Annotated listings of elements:
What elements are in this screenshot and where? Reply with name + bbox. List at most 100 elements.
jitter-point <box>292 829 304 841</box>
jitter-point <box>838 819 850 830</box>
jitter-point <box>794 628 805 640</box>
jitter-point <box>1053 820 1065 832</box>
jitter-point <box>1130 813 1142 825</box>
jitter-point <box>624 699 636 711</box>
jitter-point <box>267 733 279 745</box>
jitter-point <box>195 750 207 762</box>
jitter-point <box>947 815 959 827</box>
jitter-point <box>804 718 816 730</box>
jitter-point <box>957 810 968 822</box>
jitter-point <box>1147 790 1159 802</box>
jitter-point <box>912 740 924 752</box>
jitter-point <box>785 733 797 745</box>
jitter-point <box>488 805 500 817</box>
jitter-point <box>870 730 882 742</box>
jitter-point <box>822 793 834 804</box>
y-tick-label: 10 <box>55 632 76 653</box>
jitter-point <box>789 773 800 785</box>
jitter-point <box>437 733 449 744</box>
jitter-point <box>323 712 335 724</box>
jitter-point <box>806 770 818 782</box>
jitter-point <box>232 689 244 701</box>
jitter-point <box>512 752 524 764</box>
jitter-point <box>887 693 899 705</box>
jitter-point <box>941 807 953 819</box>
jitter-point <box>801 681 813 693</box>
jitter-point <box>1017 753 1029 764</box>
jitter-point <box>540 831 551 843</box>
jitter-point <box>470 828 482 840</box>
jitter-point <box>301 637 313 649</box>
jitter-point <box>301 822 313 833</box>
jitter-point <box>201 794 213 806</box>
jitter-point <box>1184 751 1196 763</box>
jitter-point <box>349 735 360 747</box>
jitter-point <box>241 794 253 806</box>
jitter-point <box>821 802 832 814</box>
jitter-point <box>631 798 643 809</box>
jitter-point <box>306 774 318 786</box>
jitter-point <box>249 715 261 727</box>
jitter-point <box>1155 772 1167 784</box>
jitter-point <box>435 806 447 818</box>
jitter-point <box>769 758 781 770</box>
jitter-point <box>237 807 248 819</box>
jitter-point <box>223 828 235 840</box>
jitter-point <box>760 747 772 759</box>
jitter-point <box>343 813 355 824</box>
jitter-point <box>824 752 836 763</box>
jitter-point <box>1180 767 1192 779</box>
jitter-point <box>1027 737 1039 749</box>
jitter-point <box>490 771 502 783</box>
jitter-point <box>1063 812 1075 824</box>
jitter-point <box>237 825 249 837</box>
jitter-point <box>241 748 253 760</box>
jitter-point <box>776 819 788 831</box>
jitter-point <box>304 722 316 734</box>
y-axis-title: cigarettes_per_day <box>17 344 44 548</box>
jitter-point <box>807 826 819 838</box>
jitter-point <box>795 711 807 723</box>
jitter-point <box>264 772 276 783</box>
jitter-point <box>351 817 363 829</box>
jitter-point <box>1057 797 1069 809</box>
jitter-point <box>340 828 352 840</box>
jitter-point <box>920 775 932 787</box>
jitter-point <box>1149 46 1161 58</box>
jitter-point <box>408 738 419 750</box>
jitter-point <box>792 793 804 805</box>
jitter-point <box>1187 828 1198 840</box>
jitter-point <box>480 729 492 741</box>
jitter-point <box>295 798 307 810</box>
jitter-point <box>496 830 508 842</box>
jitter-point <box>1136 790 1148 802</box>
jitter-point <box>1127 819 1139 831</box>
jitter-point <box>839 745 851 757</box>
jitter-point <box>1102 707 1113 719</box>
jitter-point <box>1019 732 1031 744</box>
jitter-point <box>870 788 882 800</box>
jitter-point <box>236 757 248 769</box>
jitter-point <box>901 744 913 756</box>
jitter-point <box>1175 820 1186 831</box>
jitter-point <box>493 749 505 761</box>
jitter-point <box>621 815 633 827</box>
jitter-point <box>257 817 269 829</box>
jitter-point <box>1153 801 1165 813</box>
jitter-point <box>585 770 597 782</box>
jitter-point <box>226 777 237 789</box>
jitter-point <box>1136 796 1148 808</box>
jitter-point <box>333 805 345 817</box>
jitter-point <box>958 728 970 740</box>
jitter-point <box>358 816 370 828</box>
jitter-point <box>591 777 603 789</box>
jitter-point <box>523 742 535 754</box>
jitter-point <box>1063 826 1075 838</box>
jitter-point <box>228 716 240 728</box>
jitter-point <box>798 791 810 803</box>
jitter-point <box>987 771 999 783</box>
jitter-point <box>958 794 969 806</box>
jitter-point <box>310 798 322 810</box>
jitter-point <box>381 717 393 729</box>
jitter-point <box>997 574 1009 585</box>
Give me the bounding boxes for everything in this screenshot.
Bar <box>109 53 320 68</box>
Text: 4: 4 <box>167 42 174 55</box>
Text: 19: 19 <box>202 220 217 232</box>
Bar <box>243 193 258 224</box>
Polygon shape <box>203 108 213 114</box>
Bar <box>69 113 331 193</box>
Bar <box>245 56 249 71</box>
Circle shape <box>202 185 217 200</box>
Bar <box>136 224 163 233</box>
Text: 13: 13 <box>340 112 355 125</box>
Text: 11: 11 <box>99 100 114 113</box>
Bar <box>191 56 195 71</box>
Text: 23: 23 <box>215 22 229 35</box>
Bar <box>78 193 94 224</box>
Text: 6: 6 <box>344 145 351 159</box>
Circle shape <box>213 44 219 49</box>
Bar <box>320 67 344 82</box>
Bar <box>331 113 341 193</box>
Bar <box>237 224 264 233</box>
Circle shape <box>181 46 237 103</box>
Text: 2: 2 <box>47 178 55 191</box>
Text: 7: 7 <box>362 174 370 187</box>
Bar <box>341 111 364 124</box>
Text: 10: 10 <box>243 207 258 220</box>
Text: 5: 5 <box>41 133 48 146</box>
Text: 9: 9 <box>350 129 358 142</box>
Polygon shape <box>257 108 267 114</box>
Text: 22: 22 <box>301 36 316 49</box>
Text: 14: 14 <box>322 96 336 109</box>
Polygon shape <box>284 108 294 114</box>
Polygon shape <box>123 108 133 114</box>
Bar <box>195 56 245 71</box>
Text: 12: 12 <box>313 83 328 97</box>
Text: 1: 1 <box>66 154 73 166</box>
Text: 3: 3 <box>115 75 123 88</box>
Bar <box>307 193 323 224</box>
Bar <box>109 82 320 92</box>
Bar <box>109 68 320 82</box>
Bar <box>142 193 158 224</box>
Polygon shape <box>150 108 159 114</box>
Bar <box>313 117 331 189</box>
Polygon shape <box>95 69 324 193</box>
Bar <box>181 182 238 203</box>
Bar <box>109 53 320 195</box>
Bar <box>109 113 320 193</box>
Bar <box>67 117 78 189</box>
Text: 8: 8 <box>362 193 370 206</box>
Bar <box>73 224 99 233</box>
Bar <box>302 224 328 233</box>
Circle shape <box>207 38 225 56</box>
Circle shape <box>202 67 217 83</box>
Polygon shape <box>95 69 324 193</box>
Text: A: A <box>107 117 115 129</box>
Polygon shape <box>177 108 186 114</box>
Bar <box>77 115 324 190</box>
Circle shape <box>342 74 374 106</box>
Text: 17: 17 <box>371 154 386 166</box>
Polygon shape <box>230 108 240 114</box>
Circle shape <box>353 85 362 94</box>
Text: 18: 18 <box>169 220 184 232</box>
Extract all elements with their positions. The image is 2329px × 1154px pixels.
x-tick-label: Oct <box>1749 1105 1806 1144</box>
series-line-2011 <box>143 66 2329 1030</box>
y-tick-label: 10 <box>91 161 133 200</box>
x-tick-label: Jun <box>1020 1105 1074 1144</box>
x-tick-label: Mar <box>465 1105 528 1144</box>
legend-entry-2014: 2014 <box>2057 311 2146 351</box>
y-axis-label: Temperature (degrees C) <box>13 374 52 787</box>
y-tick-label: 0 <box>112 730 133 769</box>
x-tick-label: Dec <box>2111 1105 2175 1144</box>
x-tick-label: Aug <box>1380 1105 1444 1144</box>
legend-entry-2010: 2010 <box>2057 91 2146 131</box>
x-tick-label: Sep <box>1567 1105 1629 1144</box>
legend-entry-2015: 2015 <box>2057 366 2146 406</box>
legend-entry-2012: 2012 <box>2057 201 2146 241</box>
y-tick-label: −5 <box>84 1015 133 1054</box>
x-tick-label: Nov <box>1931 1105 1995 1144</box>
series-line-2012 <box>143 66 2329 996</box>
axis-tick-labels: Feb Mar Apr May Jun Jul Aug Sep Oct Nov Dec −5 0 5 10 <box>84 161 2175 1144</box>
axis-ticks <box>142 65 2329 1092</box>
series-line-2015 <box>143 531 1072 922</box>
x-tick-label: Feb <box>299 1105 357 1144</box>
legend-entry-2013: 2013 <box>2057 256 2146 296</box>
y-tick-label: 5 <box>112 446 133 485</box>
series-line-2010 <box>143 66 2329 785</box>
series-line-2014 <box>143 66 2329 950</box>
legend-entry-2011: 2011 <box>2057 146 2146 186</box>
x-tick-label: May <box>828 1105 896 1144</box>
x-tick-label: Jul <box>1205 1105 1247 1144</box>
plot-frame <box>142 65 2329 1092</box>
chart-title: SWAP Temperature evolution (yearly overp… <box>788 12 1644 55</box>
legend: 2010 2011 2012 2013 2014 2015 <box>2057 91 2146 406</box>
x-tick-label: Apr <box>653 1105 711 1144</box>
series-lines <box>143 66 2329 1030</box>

### WORK REQUIRED
Copy the material word for word, from its first line up to and including the line containing "jitter-point <box>947 815 959 827</box>".

### WRITTEN RESPONSE
What elements are in this screenshot and where? Reply with name + bbox. List at most 100 elements.
jitter-point <box>292 829 304 841</box>
jitter-point <box>838 819 850 830</box>
jitter-point <box>794 628 805 640</box>
jitter-point <box>1053 820 1065 832</box>
jitter-point <box>1130 813 1142 825</box>
jitter-point <box>624 699 636 711</box>
jitter-point <box>267 733 279 745</box>
jitter-point <box>195 750 207 762</box>
jitter-point <box>947 815 959 827</box>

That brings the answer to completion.